**Your objective:**
Copy out all the entries word for word.

**The data:**

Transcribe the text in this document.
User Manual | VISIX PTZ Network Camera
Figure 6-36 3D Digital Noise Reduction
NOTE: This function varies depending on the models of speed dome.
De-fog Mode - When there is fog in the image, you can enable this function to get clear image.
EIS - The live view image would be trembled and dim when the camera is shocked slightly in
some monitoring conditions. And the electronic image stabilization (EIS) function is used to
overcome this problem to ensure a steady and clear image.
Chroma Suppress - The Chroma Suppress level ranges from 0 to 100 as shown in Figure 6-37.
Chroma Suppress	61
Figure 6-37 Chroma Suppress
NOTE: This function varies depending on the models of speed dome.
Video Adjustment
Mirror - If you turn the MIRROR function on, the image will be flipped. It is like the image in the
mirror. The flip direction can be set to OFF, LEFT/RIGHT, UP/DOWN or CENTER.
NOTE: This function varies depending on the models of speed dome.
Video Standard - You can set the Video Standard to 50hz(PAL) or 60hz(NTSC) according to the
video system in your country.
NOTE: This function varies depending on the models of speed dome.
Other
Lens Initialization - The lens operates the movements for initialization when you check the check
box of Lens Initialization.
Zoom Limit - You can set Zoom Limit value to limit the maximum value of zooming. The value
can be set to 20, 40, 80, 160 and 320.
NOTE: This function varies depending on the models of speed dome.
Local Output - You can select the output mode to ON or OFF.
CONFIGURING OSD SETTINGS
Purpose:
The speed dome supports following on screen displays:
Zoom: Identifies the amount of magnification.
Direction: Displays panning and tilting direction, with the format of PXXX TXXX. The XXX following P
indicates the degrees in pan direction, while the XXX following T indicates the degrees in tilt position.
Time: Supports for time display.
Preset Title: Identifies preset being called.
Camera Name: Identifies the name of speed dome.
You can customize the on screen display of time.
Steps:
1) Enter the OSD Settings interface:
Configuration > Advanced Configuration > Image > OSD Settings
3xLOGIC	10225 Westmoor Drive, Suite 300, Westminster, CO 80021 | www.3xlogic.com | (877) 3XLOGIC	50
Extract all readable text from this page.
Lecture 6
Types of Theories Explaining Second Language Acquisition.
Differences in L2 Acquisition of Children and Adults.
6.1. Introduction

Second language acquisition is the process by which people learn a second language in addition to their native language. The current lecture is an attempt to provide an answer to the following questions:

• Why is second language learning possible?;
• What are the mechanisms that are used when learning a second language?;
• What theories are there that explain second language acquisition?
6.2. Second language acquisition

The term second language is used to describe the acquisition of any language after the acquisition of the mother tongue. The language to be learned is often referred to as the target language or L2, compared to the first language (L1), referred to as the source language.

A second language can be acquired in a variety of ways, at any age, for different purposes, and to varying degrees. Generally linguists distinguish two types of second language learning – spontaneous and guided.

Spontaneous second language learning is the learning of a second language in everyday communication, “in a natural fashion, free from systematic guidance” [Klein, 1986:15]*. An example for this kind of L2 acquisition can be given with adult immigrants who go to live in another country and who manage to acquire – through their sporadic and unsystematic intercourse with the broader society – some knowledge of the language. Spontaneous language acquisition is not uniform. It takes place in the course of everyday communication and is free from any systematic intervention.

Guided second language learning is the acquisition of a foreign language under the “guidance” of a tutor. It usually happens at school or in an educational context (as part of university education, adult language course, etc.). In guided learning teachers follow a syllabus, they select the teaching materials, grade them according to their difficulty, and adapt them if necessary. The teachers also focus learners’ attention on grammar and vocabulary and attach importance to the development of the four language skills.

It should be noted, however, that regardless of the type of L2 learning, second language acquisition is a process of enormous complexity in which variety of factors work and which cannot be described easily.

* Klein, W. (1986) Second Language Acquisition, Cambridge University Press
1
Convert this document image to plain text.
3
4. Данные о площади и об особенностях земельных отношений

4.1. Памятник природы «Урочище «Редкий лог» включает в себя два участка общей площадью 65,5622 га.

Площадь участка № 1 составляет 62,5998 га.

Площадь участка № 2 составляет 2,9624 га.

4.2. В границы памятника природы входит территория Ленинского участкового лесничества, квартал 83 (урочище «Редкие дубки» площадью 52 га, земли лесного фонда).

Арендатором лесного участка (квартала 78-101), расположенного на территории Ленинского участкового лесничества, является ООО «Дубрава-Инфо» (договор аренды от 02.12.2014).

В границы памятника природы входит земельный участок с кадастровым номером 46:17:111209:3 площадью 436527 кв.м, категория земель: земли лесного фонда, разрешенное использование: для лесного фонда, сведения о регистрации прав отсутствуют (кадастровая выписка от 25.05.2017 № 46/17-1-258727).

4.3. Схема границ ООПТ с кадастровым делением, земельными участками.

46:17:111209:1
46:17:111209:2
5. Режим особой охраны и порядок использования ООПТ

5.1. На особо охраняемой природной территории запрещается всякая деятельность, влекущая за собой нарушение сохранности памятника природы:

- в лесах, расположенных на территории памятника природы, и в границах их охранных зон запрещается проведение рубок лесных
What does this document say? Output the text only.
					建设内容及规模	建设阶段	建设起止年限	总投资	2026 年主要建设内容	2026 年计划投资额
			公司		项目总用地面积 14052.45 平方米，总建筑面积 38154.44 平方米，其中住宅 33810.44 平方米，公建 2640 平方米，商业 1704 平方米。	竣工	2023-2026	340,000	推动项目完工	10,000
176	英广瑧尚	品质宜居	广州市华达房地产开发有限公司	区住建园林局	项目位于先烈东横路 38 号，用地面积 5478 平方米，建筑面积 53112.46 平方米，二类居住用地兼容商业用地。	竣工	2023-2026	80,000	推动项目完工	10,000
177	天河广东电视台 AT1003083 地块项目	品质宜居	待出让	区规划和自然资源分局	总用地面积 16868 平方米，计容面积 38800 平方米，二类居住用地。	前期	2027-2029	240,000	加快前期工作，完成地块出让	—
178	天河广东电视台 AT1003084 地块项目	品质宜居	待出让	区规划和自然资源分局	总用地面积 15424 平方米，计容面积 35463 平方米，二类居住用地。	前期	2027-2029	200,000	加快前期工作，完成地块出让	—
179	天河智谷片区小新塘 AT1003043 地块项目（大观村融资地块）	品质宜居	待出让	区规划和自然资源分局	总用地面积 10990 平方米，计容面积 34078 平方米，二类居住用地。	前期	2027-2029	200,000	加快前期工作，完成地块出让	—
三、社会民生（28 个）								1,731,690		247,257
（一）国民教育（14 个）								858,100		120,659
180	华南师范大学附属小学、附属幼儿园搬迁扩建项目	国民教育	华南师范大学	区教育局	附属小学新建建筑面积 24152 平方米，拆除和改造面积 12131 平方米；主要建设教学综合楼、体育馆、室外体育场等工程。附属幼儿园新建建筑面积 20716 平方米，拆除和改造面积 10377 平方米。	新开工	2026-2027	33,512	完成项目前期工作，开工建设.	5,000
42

**Written answer:**
Transcribe the text in this document.
User Manual | VISIX PTZ Network Camera
Figure 6-36 3D Digital Noise Reduction
NOTE: This function varies depending on the models of speed dome.
De-fog Mode - When there is fog in the image, you can enable this function to get clear image.
EIS - The live view image would be trembled and dim when the camera is shocked slightly in
some monitoring conditions. And the electronic image stabilization (EIS) function is used to
overcome this problem to ensure a steady and clear image.
Chroma Suppress - The Chroma Suppress level ranges from 0 to 100 as shown in Figure 6-37.
Chroma Suppress	61
Figure 6-37 Chroma Suppress
NOTE: This function varies depending on the models of speed dome.
Video Adjustment
Mirror - If you turn the MIRROR function on, the image will be flipped. It is like the image in the
mirror. The flip direction can be set to OFF, LEFT/RIGHT, UP/DOWN or CENTER.
NOTE: This function varies depending on the models of speed dome.
Video Standard - You can set the Video Standard to 50hz(PAL) or 60hz(NTSC) according to the
video system in your country.
NOTE: This function varies depending on the models of speed dome.
Other
Lens Initialization - The lens operates the movements for initialization when you check the check
box of Lens Initialization.
Zoom Limit - You can set Zoom Limit value to limit the maximum value of zooming. The value
can be set to 20, 40, 80, 160 and 320.
NOTE: This function varies depending on the models of speed dome.
Local Output - You can select the output mode to ON or OFF.
CONFIGURING OSD SETTINGS
Purpose:
The speed dome supports following on screen displays:
Zoom: Identifies the amount of magnification.
Direction: Displays panning and tilting direction, with the format of PXXX TXXX. The XXX following P
indicates the degrees in pan direction, while the XXX following T indicates the degrees in tilt position.
Time: Supports for time display.
Preset Title: Identifies preset being called.
Camera Name: Identifies the name of speed dome.
You can customize the on screen display of time.
Steps:
1) Enter the OSD Settings interface:
Configuration > Advanced Configuration > Image > OSD Settings
3xLOGIC	10225 Westmoor Drive, Suite 300, Westminster, CO 80021 | www.3xlogic.com | (877) 3XLOGIC	50
Extract all readable text from this page.
Lecture 6
Types of Theories Explaining Second Language Acquisition.
Differences in L2 Acquisition of Children and Adults.
6.1. Introduction

Second language acquisition is the process by which people learn a second language in addition to their native language. The current lecture is an attempt to provide an answer to the following questions:

• Why is second language learning possible?;
• What are the mechanisms that are used when learning a second language?;
• What theories are there that explain second language acquisition?
6.2. Second language acquisition

The term second language is used to describe the acquisition of any language after the acquisition of the mother tongue. The language to be learned is often referred to as the target language or L2, compared to the first language (L1), referred to as the source language.

A second language can be acquired in a variety of ways, at any age, for different purposes, and to varying degrees. Generally linguists distinguish two types of second language learning – spontaneous and guided.

Spontaneous second language learning is the learning of a second language in everyday communication, “in a natural fashion, free from systematic guidance” [Klein, 1986:15]*. An example for this kind of L2 acquisition can be given with adult immigrants who go to live in another country and who manage to acquire – through their sporadic and unsystematic intercourse with the broader society – some knowledge of the language. Spontaneous language acquisition is not uniform. It takes place in the course of everyday communication and is free from any systematic intervention.

Guided second language learning is the acquisition of a foreign language under the “guidance” of a tutor. It usually happens at school or in an educational context (as part of university education, adult language course, etc.). In guided learning teachers follow a syllabus, they select the teaching materials, grade them according to their difficulty, and adapt them if necessary. The teachers also focus learners’ attention on grammar and vocabulary and attach importance to the development of the four language skills.

It should be noted, however, that regardless of the type of L2 learning, second language acquisition is a process of enormous complexity in which variety of factors work and which cannot be described easily.

* Klein, W. (1986) Second Language Acquisition, Cambridge University Press
1
Convert this document image to plain text.
3
4. Данные о площади и об особенностях земельных отношений

4.1. Памятник природы «Урочище «Редкий лог» включает в себя два участка общей площадью 65,5622 га.

Площадь участка № 1 составляет 62,5998 га.

Площадь участка № 2 составляет 2,9624 га.

4.2. В границы памятника природы входит территория Ленинского участкового лесничества, квартал 83 (урочище «Редкие дубки» площадью 52 га, земли лесного фонда).

Арендатором лесного участка (квартала 78-101), расположенного на территории Ленинского участкового лесничества, является ООО «Дубрава-Инфо» (договор аренды от 02.12.2014).

В границы памятника природы входит земельный участок с кадастровым номером 46:17:111209:3 площадью 436527 кв.м, категория земель: земли лесного фонда, разрешенное использование: для лесного фонда, сведения о регистрации прав отсутствуют (кадастровая выписка от 25.05.2017 № 46/17-1-258727).

4.3. Схема границ ООПТ с кадастровым делением, земельными участками.

46:17:111209:1
46:17:111209:2
5. Режим особой охраны и порядок использования ООПТ

5.1. На особо охраняемой природной территории запрещается всякая деятельность, влекущая за собой нарушение сохранности памятника природы:

- в лесах, расположенных на территории памятника природы, и в границах их охранных зон запрещается проведение рубок лесных
What does this document say? Output the text only.
					建设内容及规模	建设阶段	建设起止年限	总投资	2026 年主要建设内容	2026 年计划投资额
			公司		项目总用地面积 14052.45 平方米，总建筑面积 38154.44 平方米，其中住宅 33810.44 平方米，公建 2640 平方米，商业 1704 平方米。	竣工	2023-2026	340,000	推动项目完工	10,000
176	英广瑧尚	品质宜居	广州市华达房地产开发有限公司	区住建园林局	项目位于先烈东横路 38 号，用地面积 5478 平方米，建筑面积 53112.46 平方米，二类居住用地兼容商业用地。	竣工	2023-2026	80,000	推动项目完工	10,000
177	天河广东电视台 AT1003083 地块项目	品质宜居	待出让	区规划和自然资源分局	总用地面积 16868 平方米，计容面积 38800 平方米，二类居住用地。	前期	2027-2029	240,000	加快前期工作，完成地块出让	—
178	天河广东电视台 AT1003084 地块项目	品质宜居	待出让	区规划和自然资源分局	总用地面积 15424 平方米，计容面积 35463 平方米，二类居住用地。	前期	2027-2029	200,000	加快前期工作，完成地块出让	—
179	天河智谷片区小新塘 AT1003043 地块项目（大观村融资地块）	品质宜居	待出让	区规划和自然资源分局	总用地面积 10990 平方米，计容面积 34078 平方米，二类居住用地。	前期	2027-2029	200,000	加快前期工作，完成地块出让	—
三、社会民生（28 个）								1,731,690		247,257
（一）国民教育（14 个）								858,100		120,659
180	华南师范大学附属小学、附属幼儿园搬迁扩建项目	国民教育	华南师范大学	区教育局	附属小学新建建筑面积 24152 平方米，拆除和改造面积 12131 平方米；主要建设教学综合楼、体育馆、室外体育场等工程。附属幼儿园新建建筑面积 20716 平方米，拆除和改造面积 10377 平方米。	新开工	2026-2027	33,512	完成项目前期工作，开工建设.	5,000
42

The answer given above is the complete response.